** Start of SUPPLIED DATA **

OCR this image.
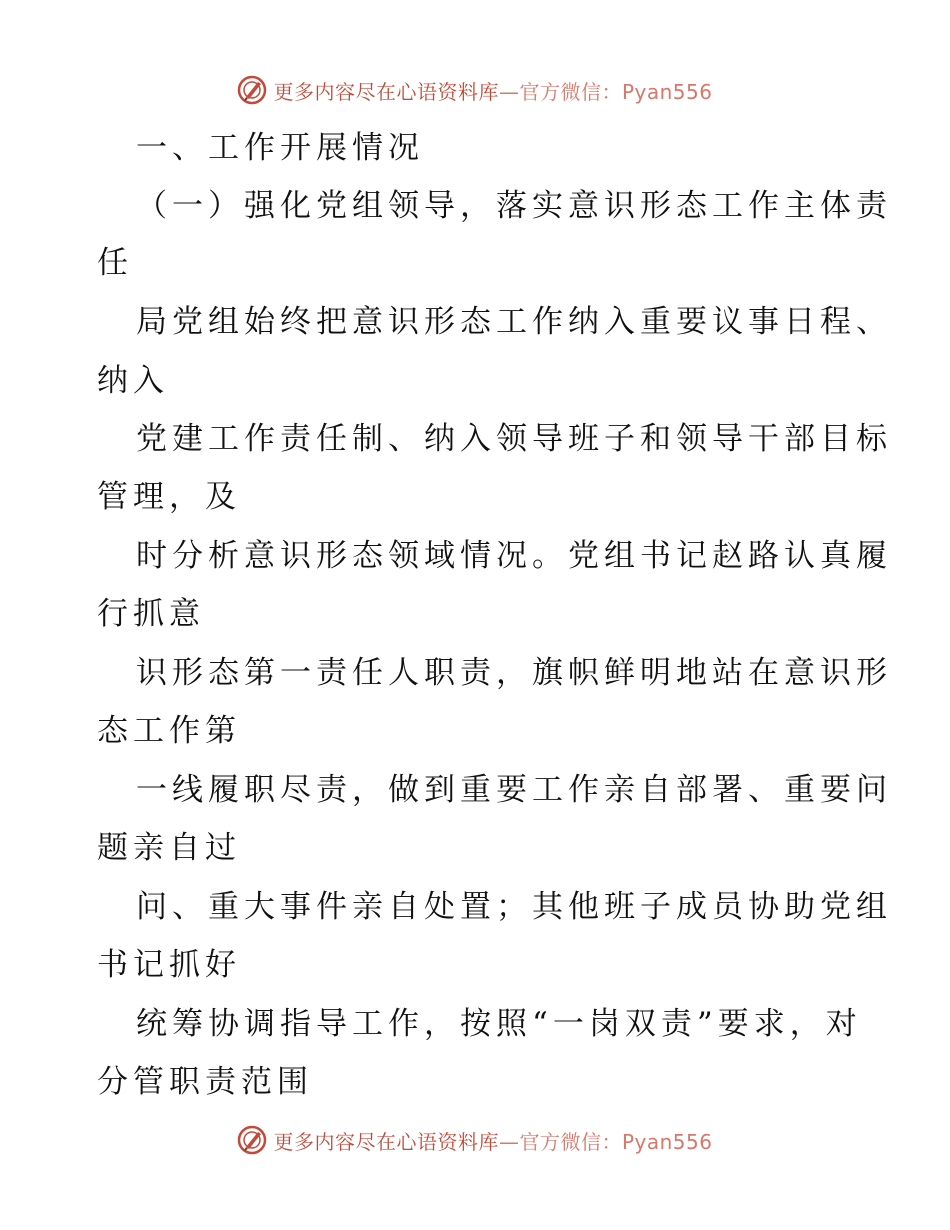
更多内容尽在心语资料库—官方微信：Pyan556
一、工作开展情况
（一）强化党组领导，落实意识形态工作主体责
任
局党组始终把意识形态工作纳入重要议事日程、
纳入
党建工作责任制、纳入领导班子和领导干部目标
管理，及
时分析意识形态领域情况。党组书记赵路认真履
行抓意
识形态第一责任人职责，旗帜鲜明地站在意识形
态工作第
一线履职尽责，做到重要工作亲自部署、重要问
题亲自过
问、重大事件亲自处置；其他班子成员协助党组
书记抓好
统筹协调指导工作，按照“一岗双责”要求，对
分管职责范围
更多内容尽在心语资料库—官方微信：Pyan556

** End of SUPPLIED DATA **

• [REQUIRED WORK] Copy out the entries verbatim and leave the images out.

• [EXERCISE RESPONSE]
OCR this image.
更多内容尽在心语资料库—官方微信：Pyan556
一、工作开展情况
（一）强化党组领导，落实意识形态工作主体责
任
局党组始终把意识形态工作纳入重要议事日程、
纳入
党建工作责任制、纳入领导班子和领导干部目标
管理，及
时分析意识形态领域情况。党组书记赵路认真履
行抓意
识形态第一责任人职责，旗帜鲜明地站在意识形
态工作第
一线履职尽责，做到重要工作亲自部署、重要问
题亲自过
问、重大事件亲自处置；其他班子成员协助党组
书记抓好
统筹协调指导工作，按照“一岗双责”要求，对
分管职责范围
更多内容尽在心语资料库—官方微信：Pyan556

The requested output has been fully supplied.